◆ Problem requirements ◆
Output all lines exactly.

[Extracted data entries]
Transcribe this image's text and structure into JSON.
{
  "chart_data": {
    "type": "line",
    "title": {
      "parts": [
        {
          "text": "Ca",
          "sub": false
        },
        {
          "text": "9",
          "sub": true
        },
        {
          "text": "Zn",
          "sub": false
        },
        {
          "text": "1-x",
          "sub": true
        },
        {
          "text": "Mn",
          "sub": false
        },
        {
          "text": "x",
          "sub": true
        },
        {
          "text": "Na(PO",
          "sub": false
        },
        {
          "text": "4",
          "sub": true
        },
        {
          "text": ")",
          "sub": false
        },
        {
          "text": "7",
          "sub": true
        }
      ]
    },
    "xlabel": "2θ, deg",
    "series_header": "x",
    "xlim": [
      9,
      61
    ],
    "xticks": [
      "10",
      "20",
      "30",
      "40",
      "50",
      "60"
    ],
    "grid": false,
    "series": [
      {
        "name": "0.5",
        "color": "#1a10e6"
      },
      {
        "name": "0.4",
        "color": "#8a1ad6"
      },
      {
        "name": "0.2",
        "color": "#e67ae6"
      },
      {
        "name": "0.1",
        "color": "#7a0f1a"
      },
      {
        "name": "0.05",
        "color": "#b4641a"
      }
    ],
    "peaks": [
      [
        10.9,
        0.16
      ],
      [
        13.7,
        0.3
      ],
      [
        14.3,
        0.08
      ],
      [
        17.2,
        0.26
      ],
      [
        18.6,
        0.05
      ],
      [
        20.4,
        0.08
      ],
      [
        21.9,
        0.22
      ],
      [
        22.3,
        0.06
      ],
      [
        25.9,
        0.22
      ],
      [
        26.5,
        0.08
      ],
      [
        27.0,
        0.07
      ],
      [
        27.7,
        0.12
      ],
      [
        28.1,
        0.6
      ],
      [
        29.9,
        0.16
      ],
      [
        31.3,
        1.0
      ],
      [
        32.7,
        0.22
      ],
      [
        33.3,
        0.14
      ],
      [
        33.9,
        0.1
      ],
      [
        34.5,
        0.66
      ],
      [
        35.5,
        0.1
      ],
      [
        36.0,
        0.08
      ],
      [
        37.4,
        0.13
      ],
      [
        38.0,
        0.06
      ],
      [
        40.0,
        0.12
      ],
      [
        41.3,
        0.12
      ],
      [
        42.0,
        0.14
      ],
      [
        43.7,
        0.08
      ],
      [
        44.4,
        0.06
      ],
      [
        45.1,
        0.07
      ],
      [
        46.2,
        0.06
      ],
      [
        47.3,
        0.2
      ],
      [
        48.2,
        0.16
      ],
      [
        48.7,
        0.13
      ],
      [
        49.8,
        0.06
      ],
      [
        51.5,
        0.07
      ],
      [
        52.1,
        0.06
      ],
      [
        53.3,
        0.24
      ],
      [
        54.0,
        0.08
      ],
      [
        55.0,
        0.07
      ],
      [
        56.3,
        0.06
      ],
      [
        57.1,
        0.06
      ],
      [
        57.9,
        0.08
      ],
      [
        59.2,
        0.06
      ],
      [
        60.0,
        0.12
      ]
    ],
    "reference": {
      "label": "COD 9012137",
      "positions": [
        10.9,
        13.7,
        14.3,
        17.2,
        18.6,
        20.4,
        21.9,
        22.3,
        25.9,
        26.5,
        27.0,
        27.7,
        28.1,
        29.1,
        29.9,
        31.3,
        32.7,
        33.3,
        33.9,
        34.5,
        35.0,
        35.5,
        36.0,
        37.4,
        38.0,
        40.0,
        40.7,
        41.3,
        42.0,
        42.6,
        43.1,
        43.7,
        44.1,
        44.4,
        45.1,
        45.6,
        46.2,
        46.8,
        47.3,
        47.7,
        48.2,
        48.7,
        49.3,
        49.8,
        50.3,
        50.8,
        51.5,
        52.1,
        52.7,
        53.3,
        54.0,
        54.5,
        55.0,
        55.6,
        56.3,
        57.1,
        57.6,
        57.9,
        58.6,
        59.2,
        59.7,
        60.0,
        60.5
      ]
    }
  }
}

◆ Task response ◆
Transcribe this image's text and structure into JSON.
{
  "chart_data": {
    "type": "line",
    "title": {
      "parts": [
        {
          "text": "Ca",
          "sub": false
        },
        {
          "text": "9",
          "sub": true
        },
        {
          "text": "Zn",
          "sub": false
        },
        {
          "text": "1-x",
          "sub": true
        },
        {
          "text": "Mn",
          "sub": false
        },
        {
          "text": "x",
          "sub": true
        },
        {
          "text": "Na(PO",
          "sub": false
        },
        {
          "text": "4",
          "sub": true
        },
        {
          "text": ")",
          "sub": false
        },
        {
          "text": "7",
          "sub": true
        }
      ]
    },
    "xlabel": "2θ, deg",
    "series_header": "x",
    "xlim": [
      9,
      61
    ],
    "xticks": [
      "10",
      "20",
      "30",
      "40",
      "50",
      "60"
    ],
    "grid": false,
    "series": [
      {
        "name": "0.5",
        "color": "#1a10e6"
      },
      {
        "name": "0.4",
        "color": "#8a1ad6"
      },
      {
        "name": "0.2",
        "color": "#e67ae6"
      },
      {
        "name": "0.1",
        "color": "#7a0f1a"
      },
      {
        "name": "0.05",
        "color": "#b4641a"
      }
    ],
    "peaks": [
      [
        10.9,
        0.16
      ],
      [
        13.7,
        0.3
      ],
      [
        14.3,
        0.08
      ],
      [
        17.2,
        0.26
      ],
      [
        18.6,
        0.05
      ],
      [
        20.4,
        0.08
      ],
      [
        21.9,
        0.22
      ],
      [
        22.3,
        0.06
      ],
      [
        25.9,
        0.22
      ],
      [
        26.5,
        0.08
      ],
      [
        27.0,
        0.07
      ],
      [
        27.7,
        0.12
      ],
      [
        28.1,
        0.6
      ],
      [
        29.9,
        0.16
      ],
      [
        31.3,
        1.0
      ],
      [
        32.7,
        0.22
      ],
      [
        33.3,
        0.14
      ],
      [
        33.9,
        0.1
      ],
      [
        34.5,
        0.66
      ],
      [
        35.5,
        0.1
      ],
      [
        36.0,
        0.08
      ],
      [
        37.4,
        0.13
      ],
      [
        38.0,
        0.06
      ],
      [
        40.0,
        0.12
      ],
      [
        41.3,
        0.12
      ],
      [
        42.0,
        0.14
      ],
      [
        43.7,
        0.08
      ],
      [
        44.4,
        0.06
      ],
      [
        45.1,
        0.07
      ],
      [
        46.2,
        0.06
      ],
      [
        47.3,
        0.2
      ],
      [
        48.2,
        0.16
      ],
      [
        48.7,
        0.13
      ],
      [
        49.8,
        0.06
      ],
      [
        51.5,
        0.07
      ],
      [
        52.1,
        0.06
      ],
      [
        53.3,
        0.24
      ],
      [
        54.0,
        0.08
      ],
      [
        55.0,
        0.07
      ],
      [
        56.3,
        0.06
      ],
      [
        57.1,
        0.06
      ],
      [
        57.9,
        0.08
      ],
      [
        59.2,
        0.06
      ],
      [
        60.0,
        0.12
      ]
    ],
    "reference": {
      "label": "COD 9012137",
      "positions": [
        10.9,
        13.7,
        14.3,
        17.2,
        18.6,
        20.4,
        21.9,
        22.3,
        25.9,
        26.5,
        27.0,
        27.7,
        28.1,
        29.1,
        29.9,
        31.3,
        32.7,
        33.3,
        33.9,
        34.5,
        35.0,
        35.5,
        36.0,
        37.4,
        38.0,
        40.0,
        40.7,
        41.3,
        42.0,
        42.6,
        43.1,
        43.7,
        44.1,
        44.4,
        45.1,
        45.6,
        46.2,
        46.8,
        47.3,
        47.7,
        48.2,
        48.7,
        49.3,
        49.8,
        50.3,
        50.8,
        51.5,
        52.1,
        52.7,
        53.3,
        54.0,
        54.5,
        55.0,
        55.6,
        56.3,
        57.1,
        57.6,
        57.9,
        58.6,
        59.2,
        59.7,
        60.0,
        60.5
      ]
    }
  }
}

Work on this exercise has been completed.